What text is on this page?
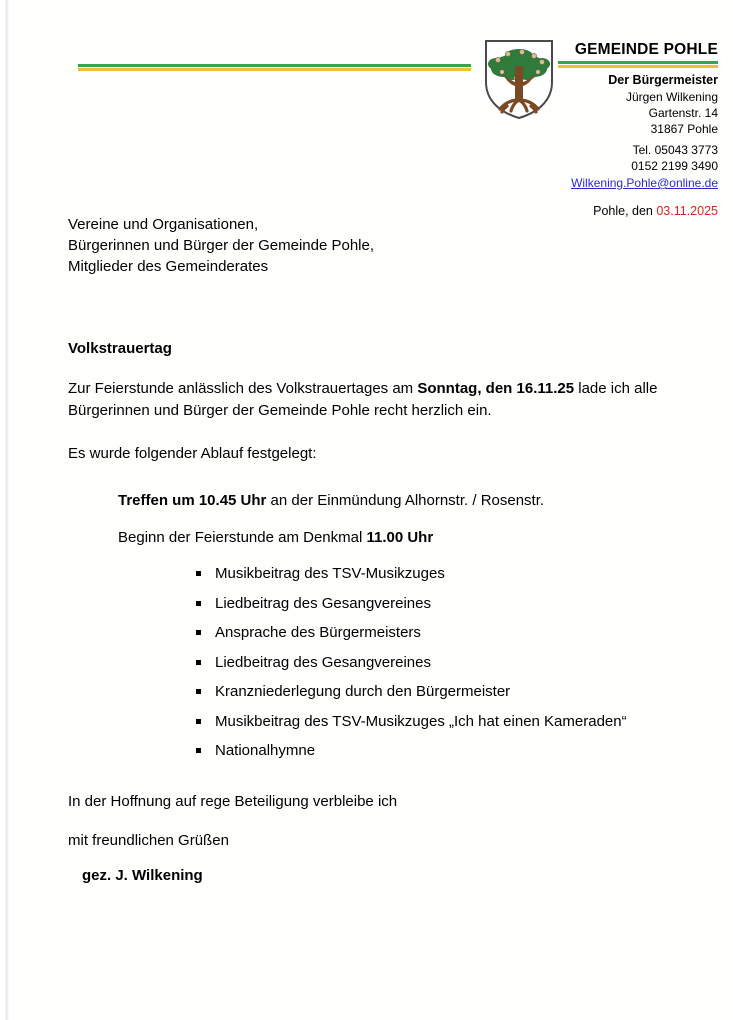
GEMEINDE POHLE
Der Bürgermeister
Jürgen Wilkening
Gartenstr. 14
31867 Pohle
Tel. 05043 3773
0152 2199 3490
Wilkening.Pohle@online.de
Pohle, den 03.11.2025
Vereine und Organisationen,
Bürgerinnen und Bürger der Gemeinde Pohle,
Mitglieder des Gemeinderates
Volkstrauertag
Zur Feierstunde anlässlich des Volkstrauertages am Sonntag, den 16.11.25 lade ich alle Bürgerinnen und Bürger der Gemeinde Pohle recht herzlich ein.
Es wurde folgender Ablauf festgelegt:
Treffen um 10.45 Uhr an der Einmündung Alhornstr. / Rosenstr.
Beginn der Feierstunde am Denkmal 11.00 Uhr
Musikbeitrag des TSV-Musikzuges
Liedbeitrag des Gesangvereines
Ansprache des Bürgermeisters
Liedbeitrag des Gesangvereines
Kranzniederlegung durch den Bürgermeister
Musikbeitrag des TSV-Musikzuges „Ich hat einen Kameraden“
Nationalhymne
In der Hoffnung auf rege Beteiligung verbleibe ich
mit freundlichen Grüßen
gez. J. Wilkening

◇ ◇ ◇ ◇ ◇ ◇ ◇

Copy the material above in full and exactly, skipping pictures.

> [FINAL RESULT]:
What text is on this page?
GEMEINDE POHLE
Der Bürgermeister
Jürgen Wilkening
Gartenstr. 14
31867 Pohle
Tel. 05043 3773
0152 2199 3490
Wilkening.Pohle@online.de
Pohle, den 03.11.2025
Vereine und Organisationen,
Bürgerinnen und Bürger der Gemeinde Pohle,
Mitglieder des Gemeinderates
Volkstrauertag
Zur Feierstunde anlässlich des Volkstrauertages am Sonntag, den 16.11.25 lade ich alle Bürgerinnen und Bürger der Gemeinde Pohle recht herzlich ein.
Es wurde folgender Ablauf festgelegt:
Treffen um 10.45 Uhr an der Einmündung Alhornstr. / Rosenstr.
Beginn der Feierstunde am Denkmal 11.00 Uhr
Musikbeitrag des TSV-Musikzuges
Liedbeitrag des Gesangvereines
Ansprache des Bürgermeisters
Liedbeitrag des Gesangvereines
Kranzniederlegung durch den Bürgermeister
Musikbeitrag des TSV-Musikzuges „Ich hat einen Kameraden“
Nationalhymne
In der Hoffnung auf rege Beteiligung verbleibe ich
mit freundlichen Grüßen
gez. J. Wilkening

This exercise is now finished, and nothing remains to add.